## FRAGMENTO DEL DOCUMENTO

-=-=-=-=-

Pero lejos de esto, la evasión y elusión fiscales que, como deporte ejercen con la complicidad de sus mayordomos de palacio, se cuantifica hoy en billones de colones en perjuicio del desarrollo y bienestar del país.
Invaden las funciones y actividades más lucrativas del Estado financiando, a muy enjundiosos réditos, las campañas electorales de los partidos políticos con el consiguiente nexo entre ellos mismos para matráfulas y compadrazgos a todo nivel.
De forma nada piadosa, despojan a campesinos y lugareños humildes de sus parcelas agrícolas en playas y montañas para vendérselas, a precios obscenos, a las grandes corporaciones desarrolladoras e inmobiliarias extranjeras de turismo hotelero y residencial.
Socavan y desestabilizan instituciones emblemáticas del país que cumplen una función vital al ciudadano, como la CCSS y el ICE, para hacer clavos de oro personales, en el mejor de los casos, e intentar privatizar y monopolizar sus servicios, en el peor.
Se aprovechan del Estado para hacer costosísimas obras, como los canales de riego, nunca para beneficio de las comunidades pobres y urgidas de agua potable, sino para sus latifundios y haciendas que pagan miserables tarifas mensuales.
Con el cuento o fábula de que obtendría inimaginables beneficios, los multirricos embarcaron al país a tener relaciones diplomáticas con China para que, al final de los tragos protocolarios, fueran ellos y sus secuaces los que se repartieran el manjar.
A la medida de sus cuentas bancarias «offshore», ganan la mayoría de las licitaciones del Estado para quedarse con las rentas e inversiones más jugosas de un inagotable y suculento menú de actividades.
Desde autopistas de primer mundo hasta alquileres de edificios al Estado, pasando por flotas de vehículos, redes de telefonía, servicios médicos, lotes para hospitales…
Pagan por debajito a altos jerarcas legislativos por servicios de cabildeo, asesorías, influencias e información sensible, así como cariñitos, pluses y extritas a altezas judiciales y fiscales a cambio de impunidad.

-=-=-=-=-

## MATERIAL LISTADO

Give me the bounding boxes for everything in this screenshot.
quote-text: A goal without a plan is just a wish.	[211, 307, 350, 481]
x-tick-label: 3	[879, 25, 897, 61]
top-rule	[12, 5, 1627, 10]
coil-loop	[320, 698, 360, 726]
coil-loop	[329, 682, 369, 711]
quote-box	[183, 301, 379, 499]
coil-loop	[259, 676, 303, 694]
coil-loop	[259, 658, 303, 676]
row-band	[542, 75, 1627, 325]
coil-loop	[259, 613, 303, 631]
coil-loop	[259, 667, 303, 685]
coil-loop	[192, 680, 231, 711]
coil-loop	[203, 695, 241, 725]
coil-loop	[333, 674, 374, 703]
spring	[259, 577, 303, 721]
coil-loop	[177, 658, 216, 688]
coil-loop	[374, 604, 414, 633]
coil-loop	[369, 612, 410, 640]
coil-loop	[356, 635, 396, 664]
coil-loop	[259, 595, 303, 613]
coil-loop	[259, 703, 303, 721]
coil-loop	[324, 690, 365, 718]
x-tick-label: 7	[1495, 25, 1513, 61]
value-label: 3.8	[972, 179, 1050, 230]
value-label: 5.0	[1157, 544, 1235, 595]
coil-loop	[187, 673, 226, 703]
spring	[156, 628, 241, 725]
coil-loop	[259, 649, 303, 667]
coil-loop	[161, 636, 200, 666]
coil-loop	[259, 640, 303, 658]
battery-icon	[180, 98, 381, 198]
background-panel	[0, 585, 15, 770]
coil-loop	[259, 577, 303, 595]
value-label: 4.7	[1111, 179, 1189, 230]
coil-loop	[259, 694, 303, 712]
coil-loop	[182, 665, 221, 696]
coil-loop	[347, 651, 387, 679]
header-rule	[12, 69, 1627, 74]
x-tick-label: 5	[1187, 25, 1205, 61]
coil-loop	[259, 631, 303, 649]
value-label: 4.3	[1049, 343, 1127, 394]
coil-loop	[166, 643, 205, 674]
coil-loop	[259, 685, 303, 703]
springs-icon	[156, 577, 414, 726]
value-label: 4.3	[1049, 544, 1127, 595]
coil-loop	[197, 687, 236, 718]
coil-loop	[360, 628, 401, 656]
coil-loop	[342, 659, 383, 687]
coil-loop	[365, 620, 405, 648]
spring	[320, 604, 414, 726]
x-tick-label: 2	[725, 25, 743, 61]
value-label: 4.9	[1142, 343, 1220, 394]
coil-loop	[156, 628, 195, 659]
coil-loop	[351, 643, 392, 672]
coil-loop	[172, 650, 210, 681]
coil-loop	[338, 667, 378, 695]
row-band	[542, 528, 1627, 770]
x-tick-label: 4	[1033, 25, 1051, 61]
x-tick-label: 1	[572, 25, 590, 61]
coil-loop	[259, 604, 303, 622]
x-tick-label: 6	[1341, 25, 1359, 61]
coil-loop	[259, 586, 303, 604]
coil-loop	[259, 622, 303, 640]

-=-=-=-=-

## TAREAS A REALIZAR
1. Transcribe sin cambios el fragmento del documento: empieza en las palabras "Desde autopistas de" y termina después de "cambio de impunidad.".
2. Indica si cada afirmación concuerda con el fragmento del documento, con sí o no y las palabras textuales que lo deciden: (a) la evasión y elusión fiscales se cuantifican en millones de colones; (b) la CCSS y el ICE se mencionan como instituciones emblemáticas del país; (c) los canales de riego se hicieron para beneficio de las comunidades pobres.
3. Según el fragmento del documento, ¿con qué país se embarcó al país a tener relaciones diplomáticas?

## RESPUESTAS POR TAREA
1.
Desde autopistas de primer mundo hasta alquileres de edificios al Estado, pasando por flotas de vehículos, redes de telefonía, servicios médicos, lotes para hospitales…
Pagan por debajito a altos jerarcas legislativos por servicios de cabildeo, asesorías, influencias e información sensible, así como cariñitos, pluses y extritas a altezas judiciales y fiscales a cambio de impunidad.

2.
(a) No: "se cuantifica hoy en billones de colones".
(b) Sí: "instituciones emblemáticas del país que cumplen una función vital al ciudadano, como la CCSS y el ICE".
(c) No: "nunca para beneficio de las comunidades pobres y urgidas de agua potable".

3. Con China.